Document excerpt -

== == ==

The feature-level retrieval that frequently produced strong ESC currents also produces the weakest thunderstorm currents. The feature-level thunderstorm current histogram eventually agrees with the passive-only curve, but only for the strongest land and ocean thunderstorms. The median thunderstorm Wilson current from the feature-level algorithm is 0.04 A over land, 0.09 A over the coastal ocean, and 0.1 A over the open ocean compared to 0.15, 0.3, and 0.5 A for the passive-only fork, and 0.3, 0.7, and 1 A for the radar-added fork. The radar-added algorithm routinely produces stronger thunderstorm currents than the passive-only fork because the radar profiles account for high echo tops in individual cases of intense convection. The lookup table used in the passive-only fork provides only an average height across many storms.

b. Retrieved Wilson currents and LIS total lightning

The combination of passive microwave observations and total lightning detection on the TRMM satellite makes it an ideal platform to examine the link between lightning production and the microphysical properties of the parent thunderstorm. We are particularly interested in how steady-state Wilson currents (~1 A; > ~600 s) that drive the direct current (dc) branch of the global circuit relate to the rapid high-current lightning discharges (~1000 A; <1 s) that drive the alternating current (ac) branch of the GEC (Rycroft et al. 2008). As both processes stem from the same separation of charged ice particles in an electrified cloud, there is likely some connection between them.

The first question that we address is how much current is produced by a storm before it begins to pose a lightning threat. Figure 7 computes the fraction of features with a particular current that are thunderstorms in land, coastal, and open ocean regions. Thunderstorm probabilities are computed separately for each fork of the satellite algorithm applied to the same set of TRMM ECFs. In each case, the probability of lightning increases with Wilson current on a broad range from 10−5 to 10 A. The radar-added and passive-only forks approach 100% beyond 10 A.

Fig. 7.
Fig. 7.

The fraction of features with a given total current that are thunderstorms for (a) land, (b) coastal ocean, and (c) open ocean features. Separate curves are shown for the radar-added algorithm with TMI and PR (gray), the passive-only algorithm with TMI (blue), and the feature-level algorithm (yellow).

== == ==

Exercise task A -
Answer these about the Wilson current excerpt:
(i) What is the median thunderstorm Wilson current over land from the feature-level algorithm?
(ii) Which satellite combines passive microwave observations with total lightning detection?
(iii) What color is the curve for the passive-only algorithm in Fig. 7?

== == ==

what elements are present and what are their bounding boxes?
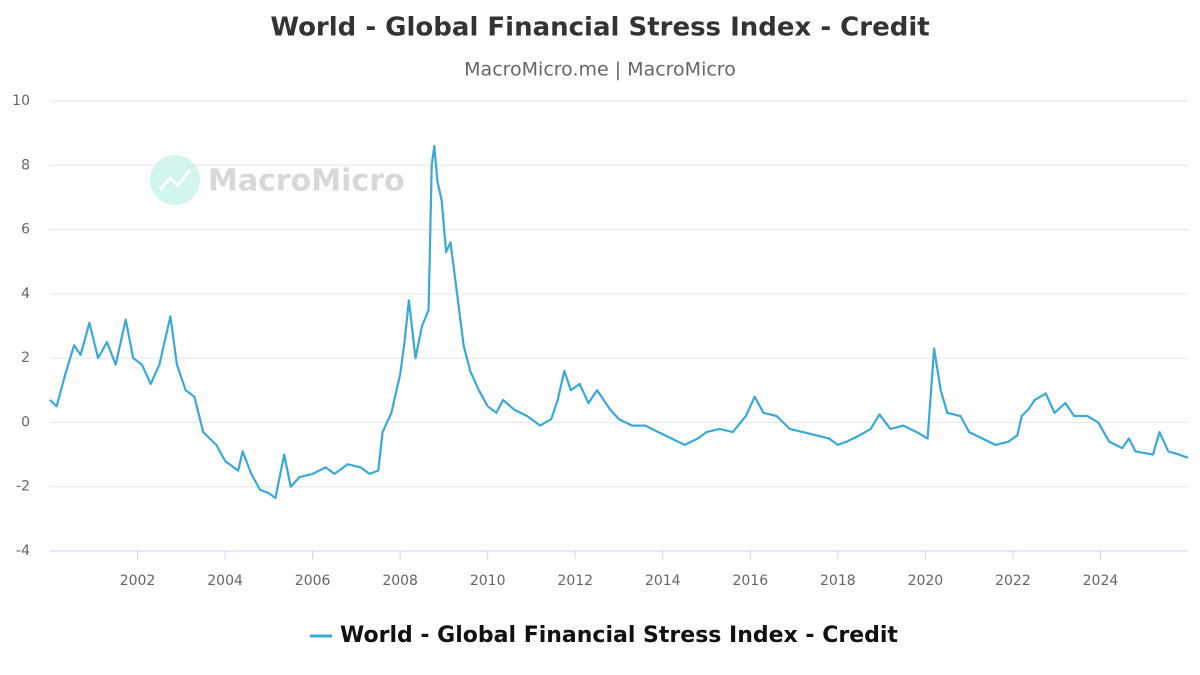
y-tick-label: 10 xyxy=(12,93,30,109)
legend-label: World - Global Financial Stress Index - … xyxy=(340,623,898,648)
x-tick-label: 2010 xyxy=(470,573,506,589)
x-tick-label: 2018 xyxy=(820,573,856,589)
chart-subtitle: MacroMicro.me | MacroMicro xyxy=(464,59,736,81)
x-tick-label: 2012 xyxy=(557,573,593,589)
x-tick-label: 2002 xyxy=(120,573,156,589)
x-tick-label: 2020 xyxy=(908,573,944,589)
x-tick-label: 2022 xyxy=(995,573,1031,589)
y-tick-label: 4 xyxy=(21,286,30,302)
x-tick-label: 2016 xyxy=(732,573,768,589)
watermark: MacroMicro xyxy=(208,164,405,199)
line-series xyxy=(49,144,1189,500)
y-tick-label: 0 xyxy=(21,414,30,430)
x-tick-label: 2024 xyxy=(1083,573,1119,589)
y-tick-label: 6 xyxy=(21,222,30,238)
y-tick-label: -2 xyxy=(16,479,30,495)
x-tick-label: 2004 xyxy=(207,573,243,589)
y-tick-label: 2 xyxy=(21,350,30,366)
x-tick-label: 2008 xyxy=(382,573,418,589)
chart-title: World - Global Financial Stress Index - … xyxy=(270,13,929,43)
y-tick-label: -4 xyxy=(16,543,30,559)
watermark-logo xyxy=(150,155,200,205)
y-tick-label: 8 xyxy=(21,157,30,173)
x-tick-label: 2014 xyxy=(645,573,681,589)
x-tick-label: 2006 xyxy=(295,573,331,589)
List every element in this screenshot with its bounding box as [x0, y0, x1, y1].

== == ==

Exercise task B - In the records, copy the lines word for word, starting at the line containing "y-tick-label: 10 xyxy=(12,93,30,109)" and ending at the line containing "y-tick-label: -4 xyxy=(16,543,30,559)".

Correct answer A -
(i) 0.04 A
(ii) TRMM
(iii) Blue

Correct answer B -
y-tick-label: 10 xyxy=(12,93,30,109)
legend-label: World - Global Financial Stress Index - … xyxy=(340,623,898,648)
x-tick-label: 2010 xyxy=(470,573,506,589)
x-tick-label: 2018 xyxy=(820,573,856,589)
chart-subtitle: MacroMicro.me | MacroMicro xyxy=(464,59,736,81)
x-tick-label: 2012 xyxy=(557,573,593,589)
x-tick-label: 2002 xyxy=(120,573,156,589)
x-tick-label: 2020 xyxy=(908,573,944,589)
x-tick-label: 2022 xyxy=(995,573,1031,589)
y-tick-label: 4 xyxy=(21,286,30,302)
x-tick-label: 2016 xyxy=(732,573,768,589)
watermark: MacroMicro xyxy=(208,164,405,199)
line-series xyxy=(49,144,1189,500)
y-tick-label: 0 xyxy=(21,414,30,430)
x-tick-label: 2024 xyxy=(1083,573,1119,589)
y-tick-label: 6 xyxy=(21,222,30,238)
y-tick-label: -2 xyxy=(16,479,30,495)
x-tick-label: 2004 xyxy=(207,573,243,589)
y-tick-label: 2 xyxy=(21,350,30,366)
x-tick-label: 2008 xyxy=(382,573,418,589)
chart-title: World - Global Financial Stress Index - … xyxy=(270,13,929,43)
y-tick-label: -4 xyxy=(16,543,30,559)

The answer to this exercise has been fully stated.